— START OF EXERCISE DATA —

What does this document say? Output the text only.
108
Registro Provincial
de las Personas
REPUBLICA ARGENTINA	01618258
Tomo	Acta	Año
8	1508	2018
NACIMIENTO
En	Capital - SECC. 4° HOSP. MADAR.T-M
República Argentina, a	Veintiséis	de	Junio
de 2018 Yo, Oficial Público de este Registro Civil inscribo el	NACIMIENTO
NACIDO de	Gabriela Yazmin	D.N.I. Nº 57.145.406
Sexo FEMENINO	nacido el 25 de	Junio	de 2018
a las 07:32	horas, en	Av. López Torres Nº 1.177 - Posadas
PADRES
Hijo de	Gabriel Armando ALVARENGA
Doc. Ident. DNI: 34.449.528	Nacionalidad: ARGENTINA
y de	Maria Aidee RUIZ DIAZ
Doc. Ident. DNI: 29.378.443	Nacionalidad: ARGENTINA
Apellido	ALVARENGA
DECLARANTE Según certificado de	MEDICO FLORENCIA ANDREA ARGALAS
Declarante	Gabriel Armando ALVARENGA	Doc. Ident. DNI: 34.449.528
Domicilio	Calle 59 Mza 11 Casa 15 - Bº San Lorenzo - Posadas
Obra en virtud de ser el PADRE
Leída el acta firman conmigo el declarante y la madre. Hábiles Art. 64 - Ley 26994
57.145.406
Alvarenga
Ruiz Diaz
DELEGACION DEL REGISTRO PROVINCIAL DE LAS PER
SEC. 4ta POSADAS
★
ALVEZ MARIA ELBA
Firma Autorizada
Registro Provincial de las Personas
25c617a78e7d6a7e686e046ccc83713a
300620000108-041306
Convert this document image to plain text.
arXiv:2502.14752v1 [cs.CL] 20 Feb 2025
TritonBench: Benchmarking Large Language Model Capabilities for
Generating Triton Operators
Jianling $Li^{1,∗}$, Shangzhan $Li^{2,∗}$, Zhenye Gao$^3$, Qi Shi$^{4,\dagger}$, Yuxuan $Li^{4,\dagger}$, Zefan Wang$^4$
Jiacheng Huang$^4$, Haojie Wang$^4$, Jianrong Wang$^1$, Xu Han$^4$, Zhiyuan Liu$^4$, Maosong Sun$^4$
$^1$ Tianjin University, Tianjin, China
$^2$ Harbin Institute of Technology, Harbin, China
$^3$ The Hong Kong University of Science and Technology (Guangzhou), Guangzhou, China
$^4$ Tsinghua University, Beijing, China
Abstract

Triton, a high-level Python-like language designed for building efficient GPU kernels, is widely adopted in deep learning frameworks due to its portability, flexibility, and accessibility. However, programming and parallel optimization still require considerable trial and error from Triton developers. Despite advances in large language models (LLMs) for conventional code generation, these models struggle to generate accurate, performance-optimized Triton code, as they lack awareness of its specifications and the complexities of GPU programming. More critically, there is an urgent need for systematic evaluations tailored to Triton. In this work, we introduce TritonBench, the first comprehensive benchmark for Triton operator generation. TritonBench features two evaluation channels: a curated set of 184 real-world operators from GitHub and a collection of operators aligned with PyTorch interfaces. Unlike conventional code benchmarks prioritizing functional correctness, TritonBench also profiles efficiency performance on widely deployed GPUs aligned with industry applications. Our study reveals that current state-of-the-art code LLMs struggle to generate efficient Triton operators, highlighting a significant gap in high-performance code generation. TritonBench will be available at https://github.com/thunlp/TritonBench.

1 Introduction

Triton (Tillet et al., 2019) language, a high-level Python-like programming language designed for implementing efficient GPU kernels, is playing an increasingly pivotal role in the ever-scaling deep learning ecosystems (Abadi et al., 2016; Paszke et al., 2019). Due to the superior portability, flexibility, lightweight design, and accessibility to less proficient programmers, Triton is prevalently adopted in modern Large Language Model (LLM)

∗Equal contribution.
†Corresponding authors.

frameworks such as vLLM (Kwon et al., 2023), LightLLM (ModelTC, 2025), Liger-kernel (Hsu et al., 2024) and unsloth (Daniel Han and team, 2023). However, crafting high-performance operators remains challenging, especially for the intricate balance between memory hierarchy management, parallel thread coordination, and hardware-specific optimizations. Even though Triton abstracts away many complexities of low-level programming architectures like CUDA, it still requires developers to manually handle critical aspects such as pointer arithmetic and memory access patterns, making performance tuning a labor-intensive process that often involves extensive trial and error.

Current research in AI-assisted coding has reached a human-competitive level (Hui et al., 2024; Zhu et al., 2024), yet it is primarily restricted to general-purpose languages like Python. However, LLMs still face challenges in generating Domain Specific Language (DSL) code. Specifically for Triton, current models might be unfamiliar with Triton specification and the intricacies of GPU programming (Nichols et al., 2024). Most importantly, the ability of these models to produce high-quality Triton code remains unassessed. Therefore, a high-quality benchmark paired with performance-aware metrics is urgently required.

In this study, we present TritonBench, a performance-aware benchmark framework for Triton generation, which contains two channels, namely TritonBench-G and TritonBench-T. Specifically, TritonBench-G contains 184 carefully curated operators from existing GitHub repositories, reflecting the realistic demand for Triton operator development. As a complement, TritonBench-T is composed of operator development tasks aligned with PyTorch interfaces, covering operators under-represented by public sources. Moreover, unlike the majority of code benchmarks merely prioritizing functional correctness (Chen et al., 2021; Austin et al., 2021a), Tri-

— END OF EXERCISE DATA —

**EXERCISE DIRECTIONS:** Repeat all entries. Match them exactly.

**ANSWER TO THIS EXERCISE:**
What does this document say? Output the text only.
108
Registro Provincial
de las Personas
REPUBLICA ARGENTINA	01618258
Tomo	Acta	Año
8	1508	2018
NACIMIENTO
En	Capital - SECC. 4° HOSP. MADAR.T-M
República Argentina, a	Veintiséis	de	Junio
de 2018 Yo, Oficial Público de este Registro Civil inscribo el	NACIMIENTO
NACIDO de	Gabriela Yazmin	D.N.I. Nº 57.145.406
Sexo FEMENINO	nacido el 25 de	Junio	de 2018
a las 07:32	horas, en	Av. López Torres Nº 1.177 - Posadas
PADRES
Hijo de	Gabriel Armando ALVARENGA
Doc. Ident. DNI: 34.449.528	Nacionalidad: ARGENTINA
y de	Maria Aidee RUIZ DIAZ
Doc. Ident. DNI: 29.378.443	Nacionalidad: ARGENTINA
Apellido	ALVARENGA
DECLARANTE Según certificado de	MEDICO FLORENCIA ANDREA ARGALAS
Declarante	Gabriel Armando ALVARENGA	Doc. Ident. DNI: 34.449.528
Domicilio	Calle 59 Mza 11 Casa 15 - Bº San Lorenzo - Posadas
Obra en virtud de ser el PADRE
Leída el acta firman conmigo el declarante y la madre. Hábiles Art. 64 - Ley 26994
57.145.406
Alvarenga
Ruiz Diaz
DELEGACION DEL REGISTRO PROVINCIAL DE LAS PER
SEC. 4ta POSADAS
★
ALVEZ MARIA ELBA
Firma Autorizada
Registro Provincial de las Personas
25c617a78e7d6a7e686e046ccc83713a
300620000108-041306
Convert this document image to plain text.
arXiv:2502.14752v1 [cs.CL] 20 Feb 2025
TritonBench: Benchmarking Large Language Model Capabilities for
Generating Triton Operators
Jianling $Li^{1,∗}$, Shangzhan $Li^{2,∗}$, Zhenye Gao$^3$, Qi Shi$^{4,\dagger}$, Yuxuan $Li^{4,\dagger}$, Zefan Wang$^4$
Jiacheng Huang$^4$, Haojie Wang$^4$, Jianrong Wang$^1$, Xu Han$^4$, Zhiyuan Liu$^4$, Maosong Sun$^4$
$^1$ Tianjin University, Tianjin, China
$^2$ Harbin Institute of Technology, Harbin, China
$^3$ The Hong Kong University of Science and Technology (Guangzhou), Guangzhou, China
$^4$ Tsinghua University, Beijing, China
Abstract

Triton, a high-level Python-like language designed for building efficient GPU kernels, is widely adopted in deep learning frameworks due to its portability, flexibility, and accessibility. However, programming and parallel optimization still require considerable trial and error from Triton developers. Despite advances in large language models (LLMs) for conventional code generation, these models struggle to generate accurate, performance-optimized Triton code, as they lack awareness of its specifications and the complexities of GPU programming. More critically, there is an urgent need for systematic evaluations tailored to Triton. In this work, we introduce TritonBench, the first comprehensive benchmark for Triton operator generation. TritonBench features two evaluation channels: a curated set of 184 real-world operators from GitHub and a collection of operators aligned with PyTorch interfaces. Unlike conventional code benchmarks prioritizing functional correctness, TritonBench also profiles efficiency performance on widely deployed GPUs aligned with industry applications. Our study reveals that current state-of-the-art code LLMs struggle to generate efficient Triton operators, highlighting a significant gap in high-performance code generation. TritonBench will be available at https://github.com/thunlp/TritonBench.

1 Introduction

Triton (Tillet et al., 2019) language, a high-level Python-like programming language designed for implementing efficient GPU kernels, is playing an increasingly pivotal role in the ever-scaling deep learning ecosystems (Abadi et al., 2016; Paszke et al., 2019). Due to the superior portability, flexibility, lightweight design, and accessibility to less proficient programmers, Triton is prevalently adopted in modern Large Language Model (LLM)

∗Equal contribution.
†Corresponding authors.

frameworks such as vLLM (Kwon et al., 2023), LightLLM (ModelTC, 2025), Liger-kernel (Hsu et al., 2024) and unsloth (Daniel Han and team, 2023). However, crafting high-performance operators remains challenging, especially for the intricate balance between memory hierarchy management, parallel thread coordination, and hardware-specific optimizations. Even though Triton abstracts away many complexities of low-level programming architectures like CUDA, it still requires developers to manually handle critical aspects such as pointer arithmetic and memory access patterns, making performance tuning a labor-intensive process that often involves extensive trial and error.

Current research in AI-assisted coding has reached a human-competitive level (Hui et al., 2024; Zhu et al., 2024), yet it is primarily restricted to general-purpose languages like Python. However, LLMs still face challenges in generating Domain Specific Language (DSL) code. Specifically for Triton, current models might be unfamiliar with Triton specification and the intricacies of GPU programming (Nichols et al., 2024). Most importantly, the ability of these models to produce high-quality Triton code remains unassessed. Therefore, a high-quality benchmark paired with performance-aware metrics is urgently required.

In this study, we present TritonBench, a performance-aware benchmark framework for Triton generation, which contains two channels, namely TritonBench-G and TritonBench-T. Specifically, TritonBench-G contains 184 carefully curated operators from existing GitHub repositories, reflecting the realistic demand for Triton operator development. As a complement, TritonBench-T is composed of operator development tasks aligned with PyTorch interfaces, covering operators under-represented by public sources. Moreover, unlike the majority of code benchmarks merely prioritizing functional correctness (Chen et al., 2021; Austin et al., 2021a), Tri-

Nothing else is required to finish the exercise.